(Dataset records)

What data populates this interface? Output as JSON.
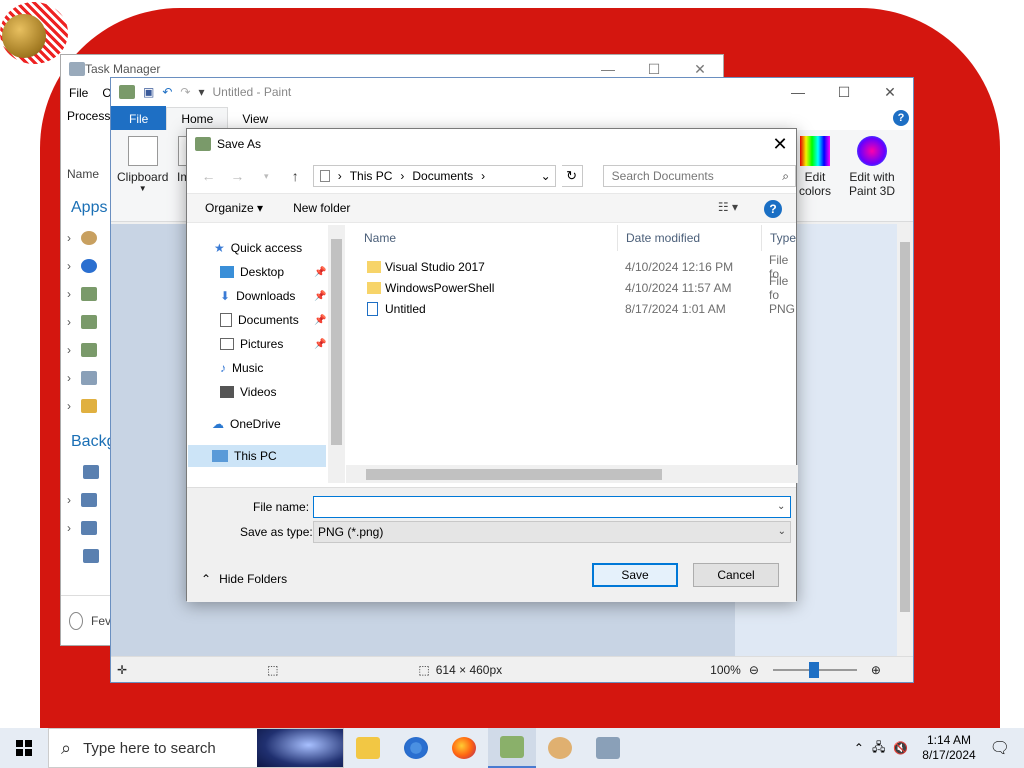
{
  "taskmgr": {
    "title": "Task Manager",
    "menu": [
      "File",
      "O"
    ],
    "tab": "Process",
    "column_name": "Name",
    "section_apps": "Apps",
    "section_background": "Backg",
    "footer": "Fev"
  },
  "paint": {
    "title": "Untitled - Paint",
    "tabs": {
      "file": "File",
      "home": "Home",
      "view": "View"
    },
    "ribbon": {
      "clipboard": "Clipboard",
      "image_partial": "Im",
      "edit_colors_1": "Edit",
      "edit_colors_2": "colors",
      "paint3d_1": "Edit with",
      "paint3d_2": "Paint 3D"
    },
    "status": {
      "dimensions": "614 × 460px",
      "zoom": "100%"
    }
  },
  "dialog": {
    "title": "Save As",
    "breadcrumb": [
      "This PC",
      "Documents"
    ],
    "search_placeholder": "Search Documents",
    "organize": "Organize",
    "new_folder": "New folder",
    "nav": {
      "quick_access": "Quick access",
      "desktop": "Desktop",
      "downloads": "Downloads",
      "documents": "Documents",
      "pictures": "Pictures",
      "music": "Music",
      "videos": "Videos",
      "onedrive": "OneDrive",
      "this_pc": "This PC"
    },
    "columns": {
      "name": "Name",
      "date": "Date modified",
      "type": "Type"
    },
    "files": [
      {
        "name": "Visual Studio 2017",
        "date": "4/10/2024 12:16 PM",
        "type": "File fo",
        "kind": "folder"
      },
      {
        "name": "WindowsPowerShell",
        "date": "4/10/2024 11:57 AM",
        "type": "File fo",
        "kind": "folder"
      },
      {
        "name": "Untitled",
        "date": "8/17/2024 1:01 AM",
        "type": "PNG",
        "kind": "png"
      }
    ],
    "file_name_label": "File name:",
    "file_name_value": "",
    "save_type_label": "Save as type:",
    "save_type_value": "PNG (*.png)",
    "hide_folders": "Hide Folders",
    "save": "Save",
    "cancel": "Cancel"
  },
  "taskbar": {
    "search_placeholder": "Type here to search",
    "time": "1:14 AM",
    "date": "8/17/2024"
  },
  "colors": {
    "accent": "#0078d7",
    "wallpaper_red": "#d4160f",
    "paint_file_tab": "#1e6fc4"
  }
}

● **WHAT THIS TASK INVOLVES**
Leave out the pictures and transcribe the entries above exactly.

● **RESPONSE TO THIS EXERCISE**
What data populates this interface? Output as JSON.
{
  "taskmgr": {
    "title": "Task Manager",
    "menu": [
      "File",
      "O"
    ],
    "tab": "Process",
    "column_name": "Name",
    "section_apps": "Apps",
    "section_background": "Backg",
    "footer": "Fev"
  },
  "paint": {
    "title": "Untitled - Paint",
    "tabs": {
      "file": "File",
      "home": "Home",
      "view": "View"
    },
    "ribbon": {
      "clipboard": "Clipboard",
      "image_partial": "Im",
      "edit_colors_1": "Edit",
      "edit_colors_2": "colors",
      "paint3d_1": "Edit with",
      "paint3d_2": "Paint 3D"
    },
    "status": {
      "dimensions": "614 × 460px",
      "zoom": "100%"
    }
  },
  "dialog": {
    "title": "Save As",
    "breadcrumb": [
      "This PC",
      "Documents"
    ],
    "search_placeholder": "Search Documents",
    "organize": "Organize",
    "new_folder": "New folder",
    "nav": {
      "quick_access": "Quick access",
      "desktop": "Desktop",
      "downloads": "Downloads",
      "documents": "Documents",
      "pictures": "Pictures",
      "music": "Music",
      "videos": "Videos",
      "onedrive": "OneDrive",
      "this_pc": "This PC"
    },
    "columns": {
      "name": "Name",
      "date": "Date modified",
      "type": "Type"
    },
    "files": [
      {
        "name": "Visual Studio 2017",
        "date": "4/10/2024 12:16 PM",
        "type": "File fo",
        "kind": "folder"
      },
      {
        "name": "WindowsPowerShell",
        "date": "4/10/2024 11:57 AM",
        "type": "File fo",
        "kind": "folder"
      },
      {
        "name": "Untitled",
        "date": "8/17/2024 1:01 AM",
        "type": "PNG",
        "kind": "png"
      }
    ],
    "file_name_label": "File name:",
    "file_name_value": "",
    "save_type_label": "Save as type:",
    "save_type_value": "PNG (*.png)",
    "hide_folders": "Hide Folders",
    "save": "Save",
    "cancel": "Cancel"
  },
  "taskbar": {
    "search_placeholder": "Type here to search",
    "time": "1:14 AM",
    "date": "8/17/2024"
  },
  "colors": {
    "accent": "#0078d7",
    "wallpaper_red": "#d4160f",
    "paint_file_tab": "#1e6fc4"
  }
}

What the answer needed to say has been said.